> [The exercise]: Check each line of the records below and collect those holding "communication".
━━ Given data ━━
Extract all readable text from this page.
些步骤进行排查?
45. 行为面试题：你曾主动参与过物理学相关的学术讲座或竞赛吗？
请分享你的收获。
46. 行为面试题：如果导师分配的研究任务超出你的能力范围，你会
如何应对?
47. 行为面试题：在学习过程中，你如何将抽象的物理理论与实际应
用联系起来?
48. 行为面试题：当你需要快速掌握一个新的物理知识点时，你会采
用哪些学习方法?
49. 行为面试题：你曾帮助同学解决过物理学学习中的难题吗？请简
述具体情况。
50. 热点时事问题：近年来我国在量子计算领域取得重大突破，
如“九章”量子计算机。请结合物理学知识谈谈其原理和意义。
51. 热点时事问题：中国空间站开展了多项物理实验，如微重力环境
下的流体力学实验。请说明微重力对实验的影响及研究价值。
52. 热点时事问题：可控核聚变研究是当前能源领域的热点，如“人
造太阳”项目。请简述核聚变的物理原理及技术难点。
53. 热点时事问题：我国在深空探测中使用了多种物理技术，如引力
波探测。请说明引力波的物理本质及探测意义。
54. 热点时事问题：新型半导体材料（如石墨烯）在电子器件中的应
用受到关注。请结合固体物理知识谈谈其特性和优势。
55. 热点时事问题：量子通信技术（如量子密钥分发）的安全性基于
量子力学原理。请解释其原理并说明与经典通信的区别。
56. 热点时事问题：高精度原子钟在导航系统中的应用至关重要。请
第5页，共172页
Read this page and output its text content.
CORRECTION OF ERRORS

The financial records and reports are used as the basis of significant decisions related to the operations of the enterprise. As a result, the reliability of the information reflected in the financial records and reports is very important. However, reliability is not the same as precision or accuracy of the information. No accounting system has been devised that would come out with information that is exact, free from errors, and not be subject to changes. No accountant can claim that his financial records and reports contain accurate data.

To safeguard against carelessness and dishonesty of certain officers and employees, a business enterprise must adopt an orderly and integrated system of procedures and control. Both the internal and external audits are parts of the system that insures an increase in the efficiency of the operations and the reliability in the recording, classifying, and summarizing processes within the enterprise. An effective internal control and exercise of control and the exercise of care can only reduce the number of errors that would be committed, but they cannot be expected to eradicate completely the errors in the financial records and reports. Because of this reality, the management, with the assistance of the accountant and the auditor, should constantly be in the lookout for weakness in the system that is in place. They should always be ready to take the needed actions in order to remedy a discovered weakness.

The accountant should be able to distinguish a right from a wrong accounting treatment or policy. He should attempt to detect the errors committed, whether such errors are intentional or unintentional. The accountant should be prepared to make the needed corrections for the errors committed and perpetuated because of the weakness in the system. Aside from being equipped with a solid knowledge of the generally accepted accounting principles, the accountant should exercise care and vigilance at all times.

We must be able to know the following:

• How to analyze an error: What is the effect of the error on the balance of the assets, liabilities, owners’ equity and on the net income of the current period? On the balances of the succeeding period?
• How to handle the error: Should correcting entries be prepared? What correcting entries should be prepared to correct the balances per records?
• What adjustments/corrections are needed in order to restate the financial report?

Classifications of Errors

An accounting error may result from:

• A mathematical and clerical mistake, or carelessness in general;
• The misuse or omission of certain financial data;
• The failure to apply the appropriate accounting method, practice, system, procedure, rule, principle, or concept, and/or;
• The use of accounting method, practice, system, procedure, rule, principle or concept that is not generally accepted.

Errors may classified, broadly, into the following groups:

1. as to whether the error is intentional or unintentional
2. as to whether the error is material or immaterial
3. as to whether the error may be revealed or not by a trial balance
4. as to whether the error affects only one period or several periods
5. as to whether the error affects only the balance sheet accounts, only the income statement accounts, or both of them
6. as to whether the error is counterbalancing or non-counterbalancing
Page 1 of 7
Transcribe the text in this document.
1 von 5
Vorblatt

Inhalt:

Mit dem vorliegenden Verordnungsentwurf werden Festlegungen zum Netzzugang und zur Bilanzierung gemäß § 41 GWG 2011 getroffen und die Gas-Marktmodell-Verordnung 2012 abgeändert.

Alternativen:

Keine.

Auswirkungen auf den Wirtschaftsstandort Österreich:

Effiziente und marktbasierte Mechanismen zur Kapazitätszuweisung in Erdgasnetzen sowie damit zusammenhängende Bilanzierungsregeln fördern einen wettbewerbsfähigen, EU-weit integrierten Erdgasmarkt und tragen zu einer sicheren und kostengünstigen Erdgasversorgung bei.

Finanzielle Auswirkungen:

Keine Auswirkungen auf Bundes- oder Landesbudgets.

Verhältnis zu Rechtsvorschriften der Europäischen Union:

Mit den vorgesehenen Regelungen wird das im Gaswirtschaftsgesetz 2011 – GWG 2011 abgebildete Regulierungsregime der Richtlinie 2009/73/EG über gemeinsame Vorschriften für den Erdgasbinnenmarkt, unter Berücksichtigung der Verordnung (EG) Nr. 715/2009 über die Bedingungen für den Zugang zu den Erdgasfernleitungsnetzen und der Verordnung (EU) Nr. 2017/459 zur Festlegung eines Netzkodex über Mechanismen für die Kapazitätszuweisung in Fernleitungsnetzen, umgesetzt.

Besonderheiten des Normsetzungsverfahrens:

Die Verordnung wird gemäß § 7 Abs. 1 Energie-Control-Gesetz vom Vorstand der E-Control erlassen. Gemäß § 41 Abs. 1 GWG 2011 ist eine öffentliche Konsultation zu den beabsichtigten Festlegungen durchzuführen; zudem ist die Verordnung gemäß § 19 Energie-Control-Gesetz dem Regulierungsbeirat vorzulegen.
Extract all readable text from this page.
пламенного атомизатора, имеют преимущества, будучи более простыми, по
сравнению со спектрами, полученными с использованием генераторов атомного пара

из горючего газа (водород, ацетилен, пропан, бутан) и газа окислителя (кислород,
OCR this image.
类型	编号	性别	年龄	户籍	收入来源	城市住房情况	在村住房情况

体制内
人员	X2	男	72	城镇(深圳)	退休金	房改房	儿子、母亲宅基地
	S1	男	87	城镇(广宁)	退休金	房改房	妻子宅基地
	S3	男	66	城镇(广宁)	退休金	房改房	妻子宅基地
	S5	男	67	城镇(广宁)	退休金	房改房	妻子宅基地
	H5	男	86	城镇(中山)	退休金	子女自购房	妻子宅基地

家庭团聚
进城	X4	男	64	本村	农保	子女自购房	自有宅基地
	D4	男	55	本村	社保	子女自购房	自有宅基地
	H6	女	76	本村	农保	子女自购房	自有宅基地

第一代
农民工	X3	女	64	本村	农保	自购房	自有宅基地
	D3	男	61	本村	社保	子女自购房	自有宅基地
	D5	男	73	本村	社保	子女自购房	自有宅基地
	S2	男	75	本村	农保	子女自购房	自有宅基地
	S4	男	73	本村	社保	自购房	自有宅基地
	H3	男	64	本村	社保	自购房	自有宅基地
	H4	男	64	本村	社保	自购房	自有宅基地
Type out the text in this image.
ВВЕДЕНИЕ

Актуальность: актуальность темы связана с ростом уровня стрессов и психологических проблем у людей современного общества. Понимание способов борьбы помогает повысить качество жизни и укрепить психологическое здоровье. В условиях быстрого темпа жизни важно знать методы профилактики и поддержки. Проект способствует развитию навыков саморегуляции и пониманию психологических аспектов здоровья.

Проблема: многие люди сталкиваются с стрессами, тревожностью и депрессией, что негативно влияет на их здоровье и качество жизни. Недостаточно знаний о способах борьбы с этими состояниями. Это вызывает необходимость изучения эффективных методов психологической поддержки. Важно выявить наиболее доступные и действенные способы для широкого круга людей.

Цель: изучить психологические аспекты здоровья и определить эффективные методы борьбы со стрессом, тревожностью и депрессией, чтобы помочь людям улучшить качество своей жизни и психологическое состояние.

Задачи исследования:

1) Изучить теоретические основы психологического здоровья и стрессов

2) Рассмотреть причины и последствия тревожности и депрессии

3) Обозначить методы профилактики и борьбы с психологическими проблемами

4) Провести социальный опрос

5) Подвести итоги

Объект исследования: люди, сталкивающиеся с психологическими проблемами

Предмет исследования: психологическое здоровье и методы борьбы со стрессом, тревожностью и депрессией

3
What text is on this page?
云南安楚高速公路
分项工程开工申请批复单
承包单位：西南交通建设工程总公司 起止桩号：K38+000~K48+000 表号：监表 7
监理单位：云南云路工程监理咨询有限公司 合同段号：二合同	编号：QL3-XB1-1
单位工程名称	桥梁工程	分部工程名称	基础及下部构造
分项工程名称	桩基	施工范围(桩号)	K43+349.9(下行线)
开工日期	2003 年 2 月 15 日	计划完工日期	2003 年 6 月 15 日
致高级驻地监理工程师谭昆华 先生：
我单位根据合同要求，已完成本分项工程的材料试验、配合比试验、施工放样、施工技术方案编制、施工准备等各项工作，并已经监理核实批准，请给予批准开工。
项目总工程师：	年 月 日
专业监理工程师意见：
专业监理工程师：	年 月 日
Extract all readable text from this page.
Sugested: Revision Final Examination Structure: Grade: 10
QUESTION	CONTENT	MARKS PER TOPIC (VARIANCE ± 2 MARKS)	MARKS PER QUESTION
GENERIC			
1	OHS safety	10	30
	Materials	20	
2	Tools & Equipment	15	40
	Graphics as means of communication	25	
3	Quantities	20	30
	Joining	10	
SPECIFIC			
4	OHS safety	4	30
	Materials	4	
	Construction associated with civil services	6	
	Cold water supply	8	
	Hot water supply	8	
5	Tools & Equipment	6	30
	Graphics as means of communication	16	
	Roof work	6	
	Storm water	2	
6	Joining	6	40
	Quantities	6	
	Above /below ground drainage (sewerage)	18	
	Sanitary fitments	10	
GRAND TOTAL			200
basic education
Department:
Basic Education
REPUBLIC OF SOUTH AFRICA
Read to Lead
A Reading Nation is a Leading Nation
━━━
> [Task result]:
	Graphics as means of communication	25	
	Graphics as means of communication	16	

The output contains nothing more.